### Pasaje seleccionado:

-------

LOS BENEFICIOS DE UN MODELO SUSTENTABLE

Afortunadamente, ya existe el modelo que prioriza los desplazamientos en transporte público, en bicicleta y a pie: se llama modelo de la movilidad sustentable. De esa forma, se logra ganar espacio para la mayor eficiencia de estos modos de transporte. En un carril para ómnibus se trasladan hasta 25 veces más personas que en un carril para autos, y la capacidad de una ciclovía es hasta diez veces más alta que la del carril para autos, una solución muy eficaz para viajes de menos de 5 quilómetros.

Ciudades que se transforman según diseños urbanos favorables para viajes en bici, a pie y en sistemas de transporte público atractivos experimentan un cambio de comportamiento de sus habitantes hacia estos modos, ya que estos usan cada vez menos el auto. En consecuencia, los viajes en auto también se hacen más rápidos y atractivos, porque hay menos tránsito vehicular. En este punto, la ciudad del futuro empieza a aprovechar todo su potencial, porque los beneficios van mucho más allá de la eficiencia en movilidad. La ganancia en espacio y la reducción en tránsito vehicular nos favorece en tres niveles.

-------

### Extractos de datos:

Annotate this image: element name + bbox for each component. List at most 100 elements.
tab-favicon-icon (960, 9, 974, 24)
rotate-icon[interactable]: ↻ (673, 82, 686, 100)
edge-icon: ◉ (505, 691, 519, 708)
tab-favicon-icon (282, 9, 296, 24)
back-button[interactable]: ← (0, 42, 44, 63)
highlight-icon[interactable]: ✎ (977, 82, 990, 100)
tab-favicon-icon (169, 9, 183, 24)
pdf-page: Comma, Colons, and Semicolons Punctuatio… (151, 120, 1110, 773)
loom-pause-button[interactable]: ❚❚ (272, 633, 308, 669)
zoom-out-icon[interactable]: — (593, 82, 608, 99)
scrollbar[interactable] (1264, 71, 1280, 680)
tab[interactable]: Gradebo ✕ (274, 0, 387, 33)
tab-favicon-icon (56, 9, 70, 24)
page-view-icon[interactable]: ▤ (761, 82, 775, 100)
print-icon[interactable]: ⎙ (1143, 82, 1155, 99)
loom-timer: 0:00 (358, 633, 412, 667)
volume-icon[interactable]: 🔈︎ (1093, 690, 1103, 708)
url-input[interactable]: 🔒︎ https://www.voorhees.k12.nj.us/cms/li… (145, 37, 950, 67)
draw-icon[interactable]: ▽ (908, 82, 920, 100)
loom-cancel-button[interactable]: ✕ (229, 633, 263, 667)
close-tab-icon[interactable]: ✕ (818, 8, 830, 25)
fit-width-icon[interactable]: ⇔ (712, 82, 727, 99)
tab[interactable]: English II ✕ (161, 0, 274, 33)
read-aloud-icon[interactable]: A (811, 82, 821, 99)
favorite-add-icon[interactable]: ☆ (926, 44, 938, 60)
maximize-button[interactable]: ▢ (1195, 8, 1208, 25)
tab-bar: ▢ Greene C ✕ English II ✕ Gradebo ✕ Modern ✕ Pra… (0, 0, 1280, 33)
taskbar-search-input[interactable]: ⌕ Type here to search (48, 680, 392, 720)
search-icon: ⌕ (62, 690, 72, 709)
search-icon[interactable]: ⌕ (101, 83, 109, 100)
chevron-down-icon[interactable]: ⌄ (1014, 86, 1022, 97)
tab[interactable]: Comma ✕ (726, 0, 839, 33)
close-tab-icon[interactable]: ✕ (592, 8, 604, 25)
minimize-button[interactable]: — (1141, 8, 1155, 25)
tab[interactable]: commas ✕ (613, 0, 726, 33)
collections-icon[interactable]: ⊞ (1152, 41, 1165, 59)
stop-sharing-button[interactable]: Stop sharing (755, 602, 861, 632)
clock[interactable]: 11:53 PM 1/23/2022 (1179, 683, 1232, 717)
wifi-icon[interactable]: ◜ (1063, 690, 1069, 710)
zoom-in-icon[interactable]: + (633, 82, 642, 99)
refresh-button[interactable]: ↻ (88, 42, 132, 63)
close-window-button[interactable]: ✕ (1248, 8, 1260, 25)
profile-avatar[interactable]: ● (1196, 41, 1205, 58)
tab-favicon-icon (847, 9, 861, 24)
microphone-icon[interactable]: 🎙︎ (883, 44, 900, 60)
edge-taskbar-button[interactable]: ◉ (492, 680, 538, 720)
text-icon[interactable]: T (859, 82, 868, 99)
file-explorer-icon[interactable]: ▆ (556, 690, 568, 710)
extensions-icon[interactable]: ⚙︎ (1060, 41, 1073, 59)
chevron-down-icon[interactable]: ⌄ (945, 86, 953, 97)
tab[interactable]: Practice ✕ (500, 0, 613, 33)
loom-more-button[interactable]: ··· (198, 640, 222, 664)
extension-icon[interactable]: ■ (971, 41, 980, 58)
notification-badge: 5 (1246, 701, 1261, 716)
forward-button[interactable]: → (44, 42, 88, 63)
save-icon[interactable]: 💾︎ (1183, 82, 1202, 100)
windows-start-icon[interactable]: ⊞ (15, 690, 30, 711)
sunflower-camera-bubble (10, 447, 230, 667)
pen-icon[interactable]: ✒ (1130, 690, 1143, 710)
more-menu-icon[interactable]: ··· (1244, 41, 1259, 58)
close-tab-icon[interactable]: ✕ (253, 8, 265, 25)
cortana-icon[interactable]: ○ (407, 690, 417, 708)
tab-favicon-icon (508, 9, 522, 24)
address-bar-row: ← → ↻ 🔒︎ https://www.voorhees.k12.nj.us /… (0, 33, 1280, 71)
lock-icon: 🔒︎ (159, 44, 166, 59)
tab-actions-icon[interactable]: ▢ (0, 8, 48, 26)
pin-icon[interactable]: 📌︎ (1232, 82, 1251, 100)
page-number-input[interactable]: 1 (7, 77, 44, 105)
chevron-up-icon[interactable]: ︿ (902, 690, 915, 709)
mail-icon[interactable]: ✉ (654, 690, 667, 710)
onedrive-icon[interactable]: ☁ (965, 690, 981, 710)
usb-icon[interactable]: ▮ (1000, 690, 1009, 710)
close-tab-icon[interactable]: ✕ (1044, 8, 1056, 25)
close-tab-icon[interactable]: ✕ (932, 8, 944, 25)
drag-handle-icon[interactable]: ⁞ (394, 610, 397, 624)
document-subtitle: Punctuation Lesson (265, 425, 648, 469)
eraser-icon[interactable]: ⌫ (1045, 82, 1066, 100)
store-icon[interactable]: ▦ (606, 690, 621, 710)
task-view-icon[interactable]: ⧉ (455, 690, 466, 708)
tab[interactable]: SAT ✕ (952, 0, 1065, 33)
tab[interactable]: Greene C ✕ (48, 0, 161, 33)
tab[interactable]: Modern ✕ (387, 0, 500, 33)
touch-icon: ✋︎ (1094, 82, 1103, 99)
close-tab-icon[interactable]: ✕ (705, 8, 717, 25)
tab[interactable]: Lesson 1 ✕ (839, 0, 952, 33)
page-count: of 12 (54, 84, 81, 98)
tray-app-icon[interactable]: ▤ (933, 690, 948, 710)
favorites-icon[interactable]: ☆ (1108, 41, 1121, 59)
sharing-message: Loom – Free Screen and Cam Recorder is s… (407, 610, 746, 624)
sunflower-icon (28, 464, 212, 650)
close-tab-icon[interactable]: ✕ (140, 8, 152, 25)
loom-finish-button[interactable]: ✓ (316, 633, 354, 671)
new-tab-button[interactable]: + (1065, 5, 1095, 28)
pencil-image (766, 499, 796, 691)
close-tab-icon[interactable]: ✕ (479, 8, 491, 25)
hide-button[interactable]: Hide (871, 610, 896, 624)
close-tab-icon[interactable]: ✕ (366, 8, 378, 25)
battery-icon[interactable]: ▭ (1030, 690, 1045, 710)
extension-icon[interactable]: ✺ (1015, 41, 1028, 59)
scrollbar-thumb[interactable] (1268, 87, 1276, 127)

-------

### Acción requerida 1:
Indique si cada afirmación concuerda con el texto sobre la movilidad sustentable y respalde su respuesta citando literalmente las palabras decisivas.
(a) En un carril para ómnibus se trasladan hasta 25 veces más personas que en un carril para autos.
(b) La ciclovía se presenta como una solución eficaz sobre todo para viajes de más de 5 quilómetros.
(c) Cuando la ciudad se transforma, los viajes en auto se vuelven más lentos.
### Acción requerida 2:
Responda estas preguntas según el texto sobre la movilidad sustentable:
(a) ¿Cómo se llama el modelo que prioriza los desplazamientos en transporte público, en bicicleta y a pie?
(b) ¿Hasta cuántas veces supera la capacidad de una ciclovía a la del carril para autos?
(c) ¿En cuántos niveles nos favorecen la ganancia en espacio y la reducción en tránsito vehicular?
### Acción requerida 3:
Prosiga el texto sobre la movilidad sustentable a partir de su última oración.

### Resultado 1:
(a) Sí: «En un carril para ómnibus se trasladan hasta 25 veces más personas que en un carril para autos».
(b) No: «una solución muy eficaz para viajes de menos de 5 quilómetros».
(c) No: «los viajes en auto también se hacen más rápidos y atractivos, porque hay menos tránsito vehicular».

### Resultado 2:
(a) Modelo de la movilidad sustentable.
(b) Hasta diez veces.
(c) En tres niveles.

### Resultado 3:
Primero, a nivel social, porque se generan más espacios donde la gente puede pasar tiempo para socializar al aire libre. También fomenta la inclusión, porque las personas que más ganan movilidad y autonomía son aquellas que hoy están expulsadas del sistema urbano, especialmente niños y niñas, personas mayores y personas con discapacidades. Además, los viajes a pie aumentan las chances de cruzarse con gente en el camino y se asocian con una mayor sensación de pertenencia y seguridad. Segundo, a nivel económico, porque mucha gente no tiene que dedicar gran parte de su sueldo a su propio automóvil, ya que ahorra en el sistema de salud por mayor actividad física con crecientes números de viajes a pie y en bici, y los comercios chicos venden más. Tercero, a nivel ambiental, ya que se reducen la contaminación del aire y el ruido, se genera más espacio para árboles que dan sombra en verano, se puede reducir la superficie asfaltada, que aumenta el peligro de inundaciones, y se bajan las emisiones que contribuyen al cambio climático.

Al final, el modelo actual, con todas sus inconveniencias e ineficiencias, es una decisión, no una ley natural. Nosotros podemos y debemos cambiarlo.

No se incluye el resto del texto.